INSTRUCTION.
Among the entries below, count the lines where the string "title" occurs, and give only the number.

____ WORKING DATA

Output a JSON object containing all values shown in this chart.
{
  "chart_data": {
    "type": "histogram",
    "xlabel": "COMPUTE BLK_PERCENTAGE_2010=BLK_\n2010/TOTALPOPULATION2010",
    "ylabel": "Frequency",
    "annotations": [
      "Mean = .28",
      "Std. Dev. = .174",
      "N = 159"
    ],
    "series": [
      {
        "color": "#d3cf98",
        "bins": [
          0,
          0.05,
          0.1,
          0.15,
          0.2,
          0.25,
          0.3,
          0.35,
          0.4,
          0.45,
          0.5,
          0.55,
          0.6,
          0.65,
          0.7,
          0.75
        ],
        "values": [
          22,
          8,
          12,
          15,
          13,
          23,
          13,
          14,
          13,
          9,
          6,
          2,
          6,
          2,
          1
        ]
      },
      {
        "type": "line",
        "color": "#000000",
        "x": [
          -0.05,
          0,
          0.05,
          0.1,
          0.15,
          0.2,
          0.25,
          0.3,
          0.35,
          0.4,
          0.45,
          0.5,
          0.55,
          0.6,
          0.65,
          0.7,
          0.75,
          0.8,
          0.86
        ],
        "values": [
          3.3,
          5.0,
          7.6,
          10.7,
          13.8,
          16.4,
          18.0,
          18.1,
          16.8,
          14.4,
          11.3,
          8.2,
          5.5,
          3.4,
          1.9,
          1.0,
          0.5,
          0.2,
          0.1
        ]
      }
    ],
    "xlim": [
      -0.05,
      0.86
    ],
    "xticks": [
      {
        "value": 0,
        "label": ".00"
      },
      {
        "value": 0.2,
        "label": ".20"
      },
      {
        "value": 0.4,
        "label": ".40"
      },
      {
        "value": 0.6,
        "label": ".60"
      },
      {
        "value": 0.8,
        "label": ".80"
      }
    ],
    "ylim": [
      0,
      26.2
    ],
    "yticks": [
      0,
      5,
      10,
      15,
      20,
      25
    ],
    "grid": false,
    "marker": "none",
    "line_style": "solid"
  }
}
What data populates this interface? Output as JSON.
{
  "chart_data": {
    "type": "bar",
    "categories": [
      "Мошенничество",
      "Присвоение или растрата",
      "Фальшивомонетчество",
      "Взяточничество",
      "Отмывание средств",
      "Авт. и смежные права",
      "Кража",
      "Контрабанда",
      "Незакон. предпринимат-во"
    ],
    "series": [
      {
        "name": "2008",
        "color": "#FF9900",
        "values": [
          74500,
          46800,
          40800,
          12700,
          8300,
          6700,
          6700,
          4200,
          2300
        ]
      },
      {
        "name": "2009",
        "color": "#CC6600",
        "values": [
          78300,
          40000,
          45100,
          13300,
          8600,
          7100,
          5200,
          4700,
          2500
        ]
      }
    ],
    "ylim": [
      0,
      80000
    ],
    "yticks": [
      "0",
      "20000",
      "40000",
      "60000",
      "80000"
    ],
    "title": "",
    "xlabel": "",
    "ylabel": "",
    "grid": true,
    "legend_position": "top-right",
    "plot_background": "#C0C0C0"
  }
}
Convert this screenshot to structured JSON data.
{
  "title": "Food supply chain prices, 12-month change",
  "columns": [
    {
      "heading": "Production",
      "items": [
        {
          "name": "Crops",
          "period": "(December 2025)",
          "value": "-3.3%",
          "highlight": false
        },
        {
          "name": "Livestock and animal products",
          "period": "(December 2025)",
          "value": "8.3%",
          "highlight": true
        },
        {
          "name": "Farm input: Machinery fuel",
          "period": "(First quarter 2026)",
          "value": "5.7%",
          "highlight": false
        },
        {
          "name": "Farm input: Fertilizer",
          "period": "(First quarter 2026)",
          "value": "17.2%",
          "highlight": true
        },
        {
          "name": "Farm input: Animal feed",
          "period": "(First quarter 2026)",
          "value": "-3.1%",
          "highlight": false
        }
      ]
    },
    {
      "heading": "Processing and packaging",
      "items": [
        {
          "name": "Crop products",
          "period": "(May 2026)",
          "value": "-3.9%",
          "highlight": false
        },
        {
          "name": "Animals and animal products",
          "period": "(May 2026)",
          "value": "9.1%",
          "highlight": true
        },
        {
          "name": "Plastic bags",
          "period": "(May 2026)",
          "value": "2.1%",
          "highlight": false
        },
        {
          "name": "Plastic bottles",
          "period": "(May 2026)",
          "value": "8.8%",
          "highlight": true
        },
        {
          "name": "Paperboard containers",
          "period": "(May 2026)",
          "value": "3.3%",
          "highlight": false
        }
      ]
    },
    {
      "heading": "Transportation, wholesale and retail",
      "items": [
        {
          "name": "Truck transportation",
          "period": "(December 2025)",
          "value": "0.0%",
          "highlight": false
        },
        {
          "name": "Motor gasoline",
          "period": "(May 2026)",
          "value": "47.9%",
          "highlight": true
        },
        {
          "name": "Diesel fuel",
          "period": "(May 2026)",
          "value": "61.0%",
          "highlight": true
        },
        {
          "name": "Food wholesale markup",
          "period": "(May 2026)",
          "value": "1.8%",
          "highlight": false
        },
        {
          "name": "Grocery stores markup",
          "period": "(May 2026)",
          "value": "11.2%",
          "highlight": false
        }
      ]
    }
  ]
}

________

FULL OUTPUT.
2